Raw data below:
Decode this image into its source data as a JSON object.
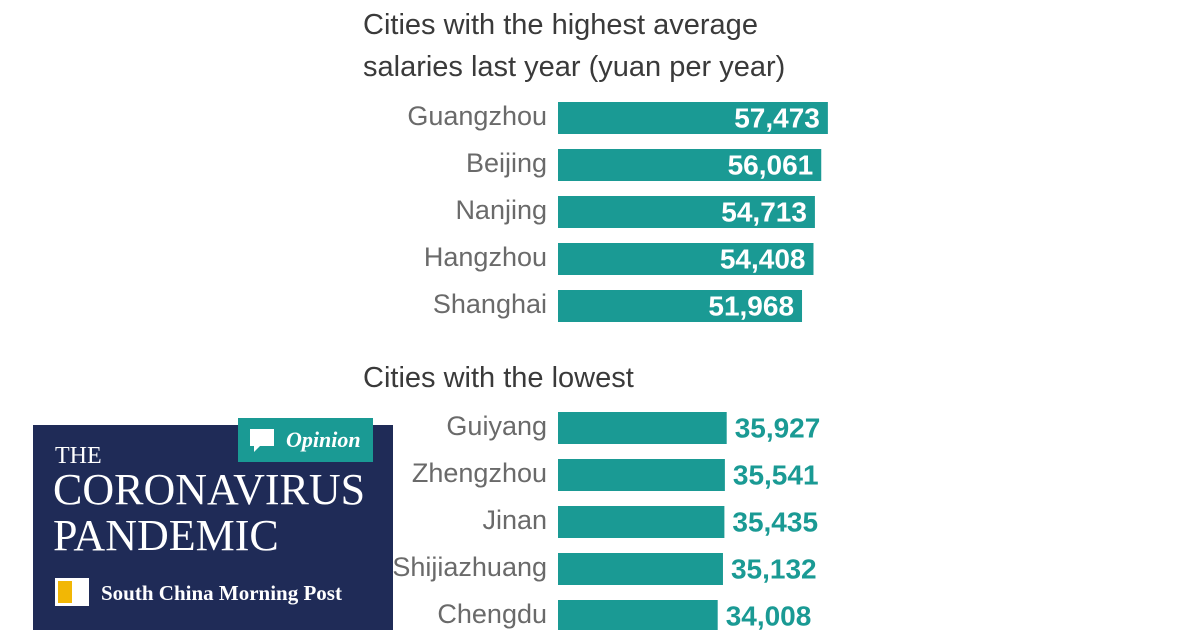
{
  "chart_data": [
    {
      "type": "bar",
      "orientation": "horizontal",
      "title": "Cities with the highest average salaries last year (yuan per year)",
      "categories": [
        "Guangzhou",
        "Beijing",
        "Nanjing",
        "Hangzhou",
        "Shanghai"
      ],
      "values": [
        57473,
        56061,
        54713,
        54408,
        51968
      ],
      "value_labels": [
        "57,473",
        "56,061",
        "54,713",
        "54,408",
        "51,968"
      ],
      "color": "#1a9a94",
      "label_position": "inside",
      "label_color": "#ffffff"
    },
    {
      "type": "bar",
      "orientation": "horizontal",
      "title": "Cities with the lowest",
      "categories": [
        "Guiyang",
        "Zhengzhou",
        "Jinan",
        "Shijiazhuang",
        "Chengdu"
      ],
      "values": [
        35927,
        35541,
        35435,
        35132,
        34008
      ],
      "value_labels": [
        "35,927",
        "35,541",
        "35,435",
        "35,132",
        "34,008"
      ],
      "color": "#1a9a94",
      "label_position": "outside",
      "label_color": "#1a9a94"
    }
  ],
  "badge": {
    "tag": "Opinion",
    "kicker": "THE",
    "title": "CORONAVIRUS PANDEMIC",
    "brand": "South China Morning Post"
  }
}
End of Raw data.
**Task item**
The whole listing must come back verbatim, with no pictures included.

**Answer to this task**
Decode this image into its source data as a JSON object.
{
  "chart_data": [
    {
      "type": "bar",
      "orientation": "horizontal",
      "title": "Cities with the highest average salaries last year (yuan per year)",
      "categories": [
        "Guangzhou",
        "Beijing",
        "Nanjing",
        "Hangzhou",
        "Shanghai"
      ],
      "values": [
        57473,
        56061,
        54713,
        54408,
        51968
      ],
      "value_labels": [
        "57,473",
        "56,061",
        "54,713",
        "54,408",
        "51,968"
      ],
      "color": "#1a9a94",
      "label_position": "inside",
      "label_color": "#ffffff"
    },
    {
      "type": "bar",
      "orientation": "horizontal",
      "title": "Cities with the lowest",
      "categories": [
        "Guiyang",
        "Zhengzhou",
        "Jinan",
        "Shijiazhuang",
        "Chengdu"
      ],
      "values": [
        35927,
        35541,
        35435,
        35132,
        34008
      ],
      "value_labels": [
        "35,927",
        "35,541",
        "35,435",
        "35,132",
        "34,008"
      ],
      "color": "#1a9a94",
      "label_position": "outside",
      "label_color": "#1a9a94"
    }
  ],
  "badge": {
    "tag": "Opinion",
    "kicker": "THE",
    "title": "CORONAVIRUS PANDEMIC",
    "brand": "South China Morning Post"
  }
}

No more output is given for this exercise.